• _DIRECTIONS FOR THIS TASK_:
Below is a listing. Gather each line of it that contains "finished".

• _MATERIAL SUPPLIED_:
◆ ◆ ◆ ◆
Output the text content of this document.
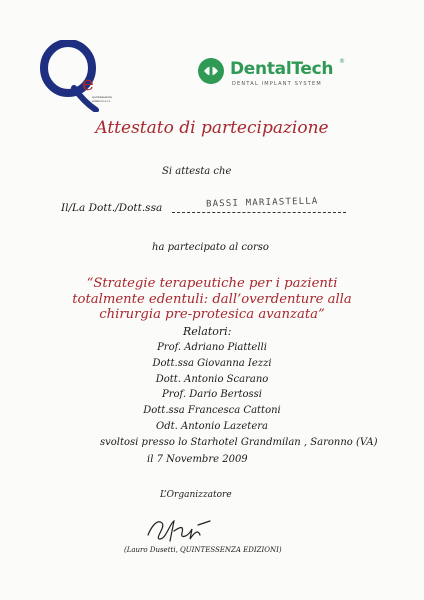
e
quintessenza
edizioni s.r.l.
DentalTech ®
DENTAL IMPLANT SYSTEM
Attestato di partecipazione
Si attesta che
Il/La Dott./Dott.ssa	BASSI MARIASTELLA
ha partecipato al corso
“Strategie terapeutiche per i pazienti
totalmente edentuli: dall’overdenture alla
chirurgia pre-protesica avanzata”
Relatori:
Prof. Adriano Piattelli
Dott.ssa Giovanna Iezzi
Dott. Antonio Scarano
Prof. Dario Bertossi
Dott.ssa Francesca Cattoni
Odt. Antonio Lazetera
svoltosi presso lo Starhotel Grandmilan , Saronno (VA)
il 7 Novembre 2009
L’Organizzatore
(Lauro Dusetti, QUINTESSENZA EDIZIONI)
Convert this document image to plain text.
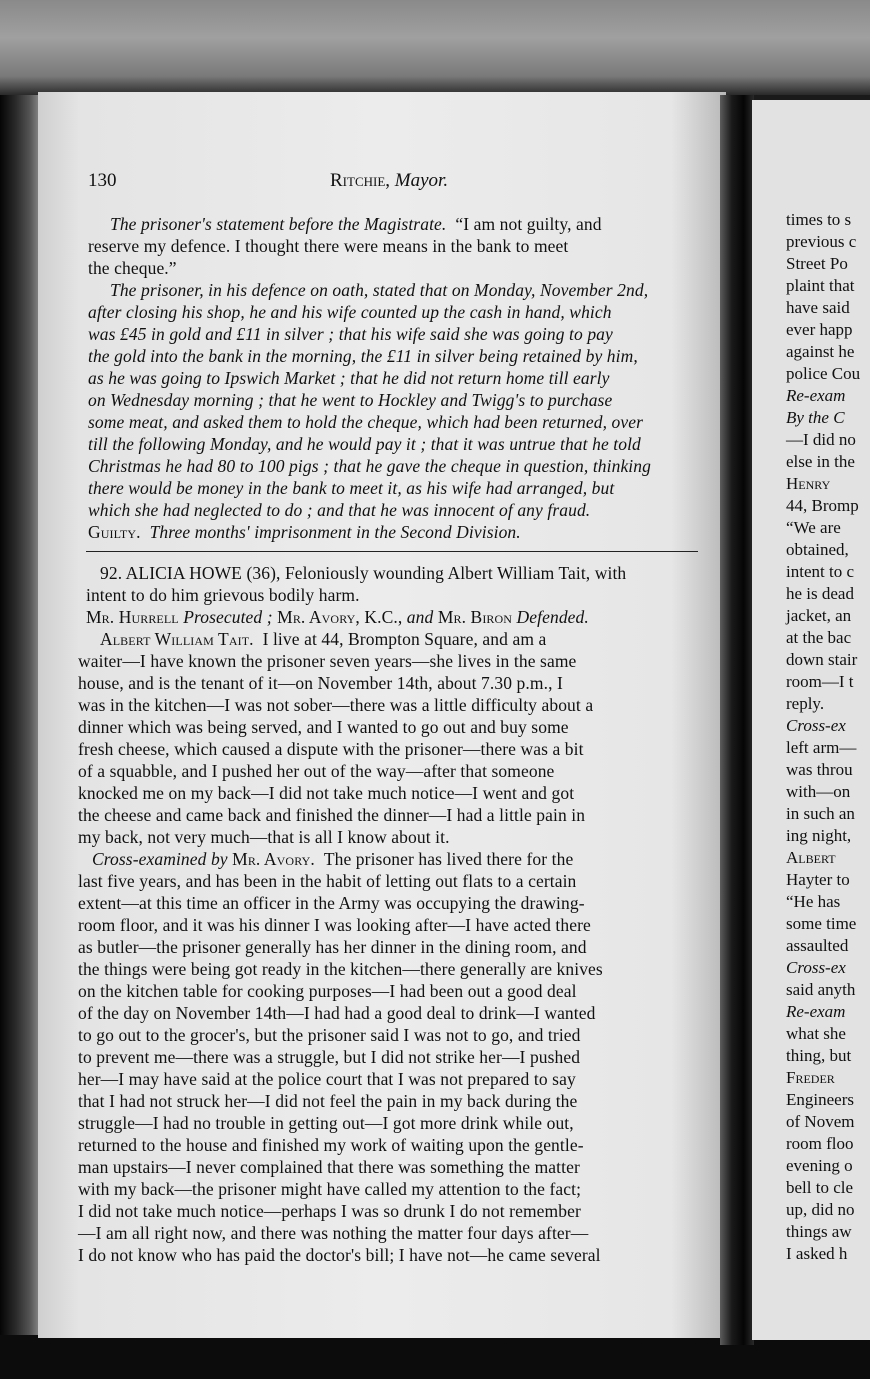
130	Ritchie, Mayor.
The prisoner's statement before the Magistrate. “I am not guilty, and
reserve my defence. I thought there were means in the bank to meet
the cheque.”
The prisoner, in his defence on oath, stated that on Monday, November 2nd,
after closing his shop, he and his wife counted up the cash in hand, which
was £45 in gold and £11 in silver ; that his wife said she was going to pay
the gold into the bank in the morning, the £11 in silver being retained by him,
as he was going to Ipswich Market ; that he did not return home till early
on Wednesday morning ; that he went to Hockley and Twigg's to purchase
some meat, and asked them to hold the cheque, which had been returned, over
till the following Monday, and he would pay it ; that it was untrue that he told
Christmas he had 80 to 100 pigs ; that he gave the cheque in question, thinking
there would be money in the bank to meet it, as his wife had arranged, but
which she had neglected to do ; and that he was innocent of any fraud.
Guilty. Three months' imprisonment in the Second Division.
92. ALICIA HOWE (36), Feloniously wounding Albert William Tait, with
intent to do him grievous bodily harm.
Mr. Hurrell Prosecuted ; Mr. Avory, K.C., and Mr. Biron Defended.
Albert William Tait. I live at 44, Brompton Square, and am a
waiter—I have known the prisoner seven years—she lives in the same
house, and is the tenant of it—on November 14th, about 7.30 p.m., I
was in the kitchen—I was not sober—there was a little difficulty about a
dinner which was being served, and I wanted to go out and buy some
fresh cheese, which caused a dispute with the prisoner—there was a bit
of a squabble, and I pushed her out of the way—after that someone
knocked me on my back—I did not take much notice—I went and got
the cheese and came back and finished the dinner—I had a little pain in
my back, not very much—that is all I know about it.
Cross-examined by Mr. Avory. The prisoner has lived there for the
last five years, and has been in the habit of letting out flats to a certain
extent—at this time an officer in the Army was occupying the drawing-
room floor, and it was his dinner I was looking after—I have acted there
as butler—the prisoner generally has her dinner in the dining room, and
the things were being got ready in the kitchen—there generally are knives
on the kitchen table for cooking purposes—I had been out a good deal
of the day on November 14th—I had had a good deal to drink—I wanted
to go out to the grocer's, but the prisoner said I was not to go, and tried
to prevent me—there was a struggle, but I did not strike her—I pushed
her—I may have said at the police court that I was not prepared to say
that I had not struck her—I did not feel the pain in my back during the
struggle—I had no trouble in getting out—I got more drink while out,
returned to the house and finished my work of waiting upon the gentle-
man upstairs—I never complained that there was something the matter
with my back—the prisoner might have called my attention to the fact;
I did not take much notice—perhaps I was so drunk I do not remember
—I am all right now, and there was nothing the matter four days after—
I do not know who has paid the doctor's bill; I have not—he came several
times to s
previous c
Street Po
plaint that
have said
ever happ
against he
police Cou
Re-exam
By the C
—I did no
else in the
Henry
44, Bromp
“We are
obtained,
intent to c
he is dead
jacket, an
at the bac
down stair
room—I t
reply.
Cross-ex
left arm—
was throu
with—on
in such an
ing night,
Albert
Hayter to
“He has
some time
assaulted
Cross-ex
said anyth
Re-exam
what she
thing, but
Freder
Engineers
of Novem
room floo
evening o
bell to cle
up, did no
things aw
I asked h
◆ ◆ ◆ ◆
• _RESPONSE TO THE TASK_:
the cheese and came back and finished the dinner—I had a little pain in
returned to the house and finished my work of waiting upon the gentle-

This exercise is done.